=== WHAT YOU ARE ASKED TO DO ===
Write the material out again in full, exactly.

——————

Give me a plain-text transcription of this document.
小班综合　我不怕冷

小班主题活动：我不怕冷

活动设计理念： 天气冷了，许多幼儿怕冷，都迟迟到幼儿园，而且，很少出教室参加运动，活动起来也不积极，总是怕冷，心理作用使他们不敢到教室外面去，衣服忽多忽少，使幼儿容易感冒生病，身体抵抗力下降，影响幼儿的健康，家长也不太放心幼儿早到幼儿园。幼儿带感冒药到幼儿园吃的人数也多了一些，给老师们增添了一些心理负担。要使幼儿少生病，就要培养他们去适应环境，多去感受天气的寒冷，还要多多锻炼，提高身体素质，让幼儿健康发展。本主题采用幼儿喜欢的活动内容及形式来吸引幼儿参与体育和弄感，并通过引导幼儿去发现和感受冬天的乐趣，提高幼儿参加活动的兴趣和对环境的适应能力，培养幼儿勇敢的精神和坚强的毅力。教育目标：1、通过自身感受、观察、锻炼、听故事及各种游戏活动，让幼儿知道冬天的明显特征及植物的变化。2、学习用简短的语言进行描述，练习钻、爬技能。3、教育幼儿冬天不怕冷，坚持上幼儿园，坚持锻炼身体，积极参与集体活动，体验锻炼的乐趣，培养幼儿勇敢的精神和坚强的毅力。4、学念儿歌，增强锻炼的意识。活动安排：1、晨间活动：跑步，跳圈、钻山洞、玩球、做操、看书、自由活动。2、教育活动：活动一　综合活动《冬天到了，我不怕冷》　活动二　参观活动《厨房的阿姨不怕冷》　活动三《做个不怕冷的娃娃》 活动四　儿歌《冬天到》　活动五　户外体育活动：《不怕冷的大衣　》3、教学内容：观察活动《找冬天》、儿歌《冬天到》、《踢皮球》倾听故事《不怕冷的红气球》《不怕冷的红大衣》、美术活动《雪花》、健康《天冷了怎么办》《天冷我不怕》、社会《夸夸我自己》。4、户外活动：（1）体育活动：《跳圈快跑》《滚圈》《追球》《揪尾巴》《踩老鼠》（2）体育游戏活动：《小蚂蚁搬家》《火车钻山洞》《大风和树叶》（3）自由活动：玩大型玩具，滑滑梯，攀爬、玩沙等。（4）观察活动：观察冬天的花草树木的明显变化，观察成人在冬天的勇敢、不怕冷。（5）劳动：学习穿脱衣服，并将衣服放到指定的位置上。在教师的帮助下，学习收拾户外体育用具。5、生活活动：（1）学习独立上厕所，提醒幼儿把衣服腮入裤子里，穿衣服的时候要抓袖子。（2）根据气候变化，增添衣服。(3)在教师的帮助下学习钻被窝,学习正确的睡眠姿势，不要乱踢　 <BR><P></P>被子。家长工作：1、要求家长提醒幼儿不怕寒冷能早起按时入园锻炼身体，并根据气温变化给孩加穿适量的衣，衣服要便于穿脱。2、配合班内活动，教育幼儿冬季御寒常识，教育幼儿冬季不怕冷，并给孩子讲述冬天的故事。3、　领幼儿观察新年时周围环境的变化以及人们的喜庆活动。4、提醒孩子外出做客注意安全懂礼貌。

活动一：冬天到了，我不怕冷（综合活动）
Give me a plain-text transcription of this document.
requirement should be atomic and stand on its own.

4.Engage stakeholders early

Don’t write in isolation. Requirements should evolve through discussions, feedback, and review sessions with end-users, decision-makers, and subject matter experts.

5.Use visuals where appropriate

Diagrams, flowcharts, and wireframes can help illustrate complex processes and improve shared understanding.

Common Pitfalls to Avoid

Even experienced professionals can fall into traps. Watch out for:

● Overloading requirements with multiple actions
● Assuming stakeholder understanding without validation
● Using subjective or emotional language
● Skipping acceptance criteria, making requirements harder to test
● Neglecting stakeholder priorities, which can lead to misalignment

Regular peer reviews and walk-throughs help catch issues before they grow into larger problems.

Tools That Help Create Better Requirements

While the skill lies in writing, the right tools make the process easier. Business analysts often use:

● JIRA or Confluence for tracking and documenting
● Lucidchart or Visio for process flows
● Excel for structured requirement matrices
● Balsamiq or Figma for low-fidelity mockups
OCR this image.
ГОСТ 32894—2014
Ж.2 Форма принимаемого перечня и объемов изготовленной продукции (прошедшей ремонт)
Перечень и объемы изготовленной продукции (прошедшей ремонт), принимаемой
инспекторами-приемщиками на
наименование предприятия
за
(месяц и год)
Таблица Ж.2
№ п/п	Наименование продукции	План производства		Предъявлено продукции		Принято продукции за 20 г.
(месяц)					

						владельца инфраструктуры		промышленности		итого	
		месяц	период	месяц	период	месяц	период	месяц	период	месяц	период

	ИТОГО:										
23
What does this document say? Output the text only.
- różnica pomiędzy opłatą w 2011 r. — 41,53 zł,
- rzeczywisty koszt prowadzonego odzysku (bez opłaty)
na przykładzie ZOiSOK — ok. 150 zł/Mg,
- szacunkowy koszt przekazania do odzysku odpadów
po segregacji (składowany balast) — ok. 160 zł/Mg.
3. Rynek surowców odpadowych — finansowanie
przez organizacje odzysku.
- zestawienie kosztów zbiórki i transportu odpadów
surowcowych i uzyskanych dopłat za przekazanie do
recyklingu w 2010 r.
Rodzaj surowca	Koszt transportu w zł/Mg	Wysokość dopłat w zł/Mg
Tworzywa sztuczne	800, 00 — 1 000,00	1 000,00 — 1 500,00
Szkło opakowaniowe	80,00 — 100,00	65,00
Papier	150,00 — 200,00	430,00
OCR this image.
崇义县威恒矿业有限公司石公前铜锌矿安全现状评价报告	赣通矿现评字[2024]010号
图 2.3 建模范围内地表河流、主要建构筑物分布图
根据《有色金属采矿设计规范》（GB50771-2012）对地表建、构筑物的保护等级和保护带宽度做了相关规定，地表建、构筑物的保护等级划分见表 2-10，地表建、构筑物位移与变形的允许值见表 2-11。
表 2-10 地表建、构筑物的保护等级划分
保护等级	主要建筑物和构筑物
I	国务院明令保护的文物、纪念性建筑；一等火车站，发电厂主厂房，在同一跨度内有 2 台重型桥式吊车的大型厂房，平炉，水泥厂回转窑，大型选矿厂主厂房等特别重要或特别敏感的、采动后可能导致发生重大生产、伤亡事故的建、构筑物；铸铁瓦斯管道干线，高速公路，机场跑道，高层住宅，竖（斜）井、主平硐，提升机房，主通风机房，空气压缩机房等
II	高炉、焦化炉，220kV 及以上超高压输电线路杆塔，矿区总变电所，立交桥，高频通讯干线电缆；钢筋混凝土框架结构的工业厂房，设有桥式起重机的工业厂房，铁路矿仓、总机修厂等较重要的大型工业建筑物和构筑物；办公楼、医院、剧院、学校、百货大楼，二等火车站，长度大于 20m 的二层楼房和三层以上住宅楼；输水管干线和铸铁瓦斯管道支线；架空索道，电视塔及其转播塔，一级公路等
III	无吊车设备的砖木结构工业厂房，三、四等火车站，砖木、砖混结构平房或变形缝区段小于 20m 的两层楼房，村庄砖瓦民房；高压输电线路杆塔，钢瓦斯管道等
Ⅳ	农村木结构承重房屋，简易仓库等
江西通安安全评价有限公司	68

——————

=== WRITTEN RESPONSE ===
Give me a plain-text transcription of this document.
小班综合　我不怕冷

小班主题活动：我不怕冷

活动设计理念： 天气冷了，许多幼儿怕冷，都迟迟到幼儿园，而且，很少出教室参加运动，活动起来也不积极，总是怕冷，心理作用使他们不敢到教室外面去，衣服忽多忽少，使幼儿容易感冒生病，身体抵抗力下降，影响幼儿的健康，家长也不太放心幼儿早到幼儿园。幼儿带感冒药到幼儿园吃的人数也多了一些，给老师们增添了一些心理负担。要使幼儿少生病，就要培养他们去适应环境，多去感受天气的寒冷，还要多多锻炼，提高身体素质，让幼儿健康发展。本主题采用幼儿喜欢的活动内容及形式来吸引幼儿参与体育和弄感，并通过引导幼儿去发现和感受冬天的乐趣，提高幼儿参加活动的兴趣和对环境的适应能力，培养幼儿勇敢的精神和坚强的毅力。教育目标：1、通过自身感受、观察、锻炼、听故事及各种游戏活动，让幼儿知道冬天的明显特征及植物的变化。2、学习用简短的语言进行描述，练习钻、爬技能。3、教育幼儿冬天不怕冷，坚持上幼儿园，坚持锻炼身体，积极参与集体活动，体验锻炼的乐趣，培养幼儿勇敢的精神和坚强的毅力。4、学念儿歌，增强锻炼的意识。活动安排：1、晨间活动：跑步，跳圈、钻山洞、玩球、做操、看书、自由活动。2、教育活动：活动一　综合活动《冬天到了，我不怕冷》　活动二　参观活动《厨房的阿姨不怕冷》　活动三《做个不怕冷的娃娃》 活动四　儿歌《冬天到》　活动五　户外体育活动：《不怕冷的大衣　》3、教学内容：观察活动《找冬天》、儿歌《冬天到》、《踢皮球》倾听故事《不怕冷的红气球》《不怕冷的红大衣》、美术活动《雪花》、健康《天冷了怎么办》《天冷我不怕》、社会《夸夸我自己》。4、户外活动：（1）体育活动：《跳圈快跑》《滚圈》《追球》《揪尾巴》《踩老鼠》（2）体育游戏活动：《小蚂蚁搬家》《火车钻山洞》《大风和树叶》（3）自由活动：玩大型玩具，滑滑梯，攀爬、玩沙等。（4）观察活动：观察冬天的花草树木的明显变化，观察成人在冬天的勇敢、不怕冷。（5）劳动：学习穿脱衣服，并将衣服放到指定的位置上。在教师的帮助下，学习收拾户外体育用具。5、生活活动：（1）学习独立上厕所，提醒幼儿把衣服腮入裤子里，穿衣服的时候要抓袖子。（2）根据气候变化，增添衣服。(3)在教师的帮助下学习钻被窝,学习正确的睡眠姿势，不要乱踢　 <BR><P></P>被子。家长工作：1、要求家长提醒幼儿不怕寒冷能早起按时入园锻炼身体，并根据气温变化给孩加穿适量的衣，衣服要便于穿脱。2、配合班内活动，教育幼儿冬季御寒常识，教育幼儿冬季不怕冷，并给孩子讲述冬天的故事。3、　领幼儿观察新年时周围环境的变化以及人们的喜庆活动。4、提醒孩子外出做客注意安全懂礼貌。

活动一：冬天到了，我不怕冷（综合活动）
Give me a plain-text transcription of this document.
requirement should be atomic and stand on its own.

4.Engage stakeholders early

Don’t write in isolation. Requirements should evolve through discussions, feedback, and review sessions with end-users, decision-makers, and subject matter experts.

5.Use visuals where appropriate

Diagrams, flowcharts, and wireframes can help illustrate complex processes and improve shared understanding.

Common Pitfalls to Avoid

Even experienced professionals can fall into traps. Watch out for:

● Overloading requirements with multiple actions
● Assuming stakeholder understanding without validation
● Using subjective or emotional language
● Skipping acceptance criteria, making requirements harder to test
● Neglecting stakeholder priorities, which can lead to misalignment

Regular peer reviews and walk-throughs help catch issues before they grow into larger problems.

Tools That Help Create Better Requirements

While the skill lies in writing, the right tools make the process easier. Business analysts often use:

● JIRA or Confluence for tracking and documenting
● Lucidchart or Visio for process flows
● Excel for structured requirement matrices
● Balsamiq or Figma for low-fidelity mockups
OCR this image.
ГОСТ 32894—2014
Ж.2 Форма принимаемого перечня и объемов изготовленной продукции (прошедшей ремонт)
Перечень и объемы изготовленной продукции (прошедшей ремонт), принимаемой
инспекторами-приемщиками на
наименование предприятия
за
(месяц и год)
Таблица Ж.2
№ п/п	Наименование продукции	План производства		Предъявлено продукции		Принято продукции за 20 г.
(месяц)					

						владельца инфраструктуры		промышленности		итого	
		месяц	период	месяц	период	месяц	период	месяц	период	месяц	период

	ИТОГО:										
23
What does this document say? Output the text only.
- różnica pomiędzy opłatą w 2011 r. — 41,53 zł,
- rzeczywisty koszt prowadzonego odzysku (bez opłaty)
na przykładzie ZOiSOK — ok. 150 zł/Mg,
- szacunkowy koszt przekazania do odzysku odpadów
po segregacji (składowany balast) — ok. 160 zł/Mg.
3. Rynek surowców odpadowych — finansowanie
przez organizacje odzysku.
- zestawienie kosztów zbiórki i transportu odpadów
surowcowych i uzyskanych dopłat za przekazanie do
recyklingu w 2010 r.
Rodzaj surowca	Koszt transportu w zł/Mg	Wysokość dopłat w zł/Mg
Tworzywa sztuczne	800, 00 — 1 000,00	1 000,00 — 1 500,00
Szkło opakowaniowe	80,00 — 100,00	65,00
Papier	150,00 — 200,00	430,00
OCR this image.
崇义县威恒矿业有限公司石公前铜锌矿安全现状评价报告	赣通矿现评字[2024]010号
图 2.3 建模范围内地表河流、主要建构筑物分布图
根据《有色金属采矿设计规范》（GB50771-2012）对地表建、构筑物的保护等级和保护带宽度做了相关规定，地表建、构筑物的保护等级划分见表 2-10，地表建、构筑物位移与变形的允许值见表 2-11。
表 2-10 地表建、构筑物的保护等级划分
保护等级	主要建筑物和构筑物
I	国务院明令保护的文物、纪念性建筑；一等火车站，发电厂主厂房，在同一跨度内有 2 台重型桥式吊车的大型厂房，平炉，水泥厂回转窑，大型选矿厂主厂房等特别重要或特别敏感的、采动后可能导致发生重大生产、伤亡事故的建、构筑物；铸铁瓦斯管道干线，高速公路，机场跑道，高层住宅，竖（斜）井、主平硐，提升机房，主通风机房，空气压缩机房等
II	高炉、焦化炉，220kV 及以上超高压输电线路杆塔，矿区总变电所，立交桥，高频通讯干线电缆；钢筋混凝土框架结构的工业厂房，设有桥式起重机的工业厂房，铁路矿仓、总机修厂等较重要的大型工业建筑物和构筑物；办公楼、医院、剧院、学校、百货大楼，二等火车站，长度大于 20m 的二层楼房和三层以上住宅楼；输水管干线和铸铁瓦斯管道支线；架空索道，电视塔及其转播塔，一级公路等
III	无吊车设备的砖木结构工业厂房，三、四等火车站，砖木、砖混结构平房或变形缝区段小于 20m 的两层楼房，村庄砖瓦民房；高压输电线路杆塔，钢瓦斯管道等
Ⅳ	农村木结构承重房屋，简易仓库等
江西通安安全评价有限公司	68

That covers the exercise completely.